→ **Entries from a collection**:
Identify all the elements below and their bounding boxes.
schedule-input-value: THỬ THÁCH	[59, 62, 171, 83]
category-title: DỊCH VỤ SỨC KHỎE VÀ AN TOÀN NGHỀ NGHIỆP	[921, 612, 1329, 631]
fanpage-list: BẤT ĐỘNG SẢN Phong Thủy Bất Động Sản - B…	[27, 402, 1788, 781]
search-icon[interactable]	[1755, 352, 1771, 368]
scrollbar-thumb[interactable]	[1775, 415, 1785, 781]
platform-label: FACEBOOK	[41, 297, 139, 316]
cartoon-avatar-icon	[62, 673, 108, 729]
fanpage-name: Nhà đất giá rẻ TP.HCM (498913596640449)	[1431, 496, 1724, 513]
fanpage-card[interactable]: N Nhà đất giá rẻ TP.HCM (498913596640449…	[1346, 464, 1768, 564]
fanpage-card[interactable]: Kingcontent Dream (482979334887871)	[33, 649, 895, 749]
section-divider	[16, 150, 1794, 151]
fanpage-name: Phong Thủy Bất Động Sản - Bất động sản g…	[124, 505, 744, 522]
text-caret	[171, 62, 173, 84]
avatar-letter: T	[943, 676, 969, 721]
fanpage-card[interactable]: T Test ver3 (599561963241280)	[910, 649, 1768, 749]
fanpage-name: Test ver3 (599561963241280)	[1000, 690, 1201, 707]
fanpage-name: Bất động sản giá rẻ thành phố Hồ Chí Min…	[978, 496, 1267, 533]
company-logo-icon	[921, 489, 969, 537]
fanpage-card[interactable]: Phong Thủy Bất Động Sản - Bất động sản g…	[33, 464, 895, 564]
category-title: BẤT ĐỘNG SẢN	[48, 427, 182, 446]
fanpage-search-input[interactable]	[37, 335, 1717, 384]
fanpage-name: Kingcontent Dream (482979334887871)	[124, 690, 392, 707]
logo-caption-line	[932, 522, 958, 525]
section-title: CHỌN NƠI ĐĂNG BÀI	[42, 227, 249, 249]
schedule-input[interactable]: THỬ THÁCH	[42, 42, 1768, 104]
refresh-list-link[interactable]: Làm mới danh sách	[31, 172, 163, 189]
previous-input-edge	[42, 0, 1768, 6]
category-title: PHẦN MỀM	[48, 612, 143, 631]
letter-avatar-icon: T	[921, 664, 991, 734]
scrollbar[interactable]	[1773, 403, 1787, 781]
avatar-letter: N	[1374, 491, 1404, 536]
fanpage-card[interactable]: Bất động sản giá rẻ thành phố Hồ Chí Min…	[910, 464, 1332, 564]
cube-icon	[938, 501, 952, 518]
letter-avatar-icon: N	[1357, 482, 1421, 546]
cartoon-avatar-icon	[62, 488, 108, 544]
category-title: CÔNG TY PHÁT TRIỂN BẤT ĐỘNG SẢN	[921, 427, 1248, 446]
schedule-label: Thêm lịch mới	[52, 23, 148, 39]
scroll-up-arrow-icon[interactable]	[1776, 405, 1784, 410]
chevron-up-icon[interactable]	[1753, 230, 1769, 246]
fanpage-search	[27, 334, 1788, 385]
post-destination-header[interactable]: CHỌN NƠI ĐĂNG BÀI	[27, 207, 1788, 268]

→ **WRITTEN TASK**: Output every line of the entries above verbatim, character for character.

→ **RESPONSE**:
Identify all the elements below and their bounding boxes.
schedule-input-value: THỬ THÁCH	[59, 62, 171, 83]
category-title: DỊCH VỤ SỨC KHỎE VÀ AN TOÀN NGHỀ NGHIỆP	[921, 612, 1329, 631]
fanpage-list: BẤT ĐỘNG SẢN Phong Thủy Bất Động Sản - B…	[27, 402, 1788, 781]
search-icon[interactable]	[1755, 352, 1771, 368]
scrollbar-thumb[interactable]	[1775, 415, 1785, 781]
platform-label: FACEBOOK	[41, 297, 139, 316]
cartoon-avatar-icon	[62, 673, 108, 729]
fanpage-name: Nhà đất giá rẻ TP.HCM (498913596640449)	[1431, 496, 1724, 513]
fanpage-card[interactable]: N Nhà đất giá rẻ TP.HCM (498913596640449…	[1346, 464, 1768, 564]
fanpage-card[interactable]: Kingcontent Dream (482979334887871)	[33, 649, 895, 749]
section-divider	[16, 150, 1794, 151]
fanpage-name: Phong Thủy Bất Động Sản - Bất động sản g…	[124, 505, 744, 522]
text-caret	[171, 62, 173, 84]
avatar-letter: T	[943, 676, 969, 721]
fanpage-card[interactable]: T Test ver3 (599561963241280)	[910, 649, 1768, 749]
fanpage-name: Test ver3 (599561963241280)	[1000, 690, 1201, 707]
fanpage-name: Bất động sản giá rẻ thành phố Hồ Chí Min…	[978, 496, 1267, 533]
company-logo-icon	[921, 489, 969, 537]
fanpage-card[interactable]: Phong Thủy Bất Động Sản - Bất động sản g…	[33, 464, 895, 564]
category-title: BẤT ĐỘNG SẢN	[48, 427, 182, 446]
fanpage-search-input[interactable]	[37, 335, 1717, 384]
fanpage-name: Kingcontent Dream (482979334887871)	[124, 690, 392, 707]
logo-caption-line	[932, 522, 958, 525]
section-title: CHỌN NƠI ĐĂNG BÀI	[42, 227, 249, 249]
schedule-input[interactable]: THỬ THÁCH	[42, 42, 1768, 104]
refresh-list-link[interactable]: Làm mới danh sách	[31, 172, 163, 189]
previous-input-edge	[42, 0, 1768, 6]
category-title: PHẦN MỀM	[48, 612, 143, 631]
letter-avatar-icon: T	[921, 664, 991, 734]
scrollbar[interactable]	[1773, 403, 1787, 781]
avatar-letter: N	[1374, 491, 1404, 536]
fanpage-card[interactable]: Bất động sản giá rẻ thành phố Hồ Chí Min…	[910, 464, 1332, 564]
cube-icon	[938, 501, 952, 518]
letter-avatar-icon: N	[1357, 482, 1421, 546]
cartoon-avatar-icon	[62, 488, 108, 544]
category-title: CÔNG TY PHÁT TRIỂN BẤT ĐỘNG SẢN	[921, 427, 1248, 446]
schedule-label: Thêm lịch mới	[52, 23, 148, 39]
scroll-up-arrow-icon[interactable]	[1776, 405, 1784, 410]
chevron-up-icon[interactable]	[1753, 230, 1769, 246]
fanpage-search	[27, 334, 1788, 385]
post-destination-header[interactable]: CHỌN NƠI ĐĂNG BÀI	[27, 207, 1788, 268]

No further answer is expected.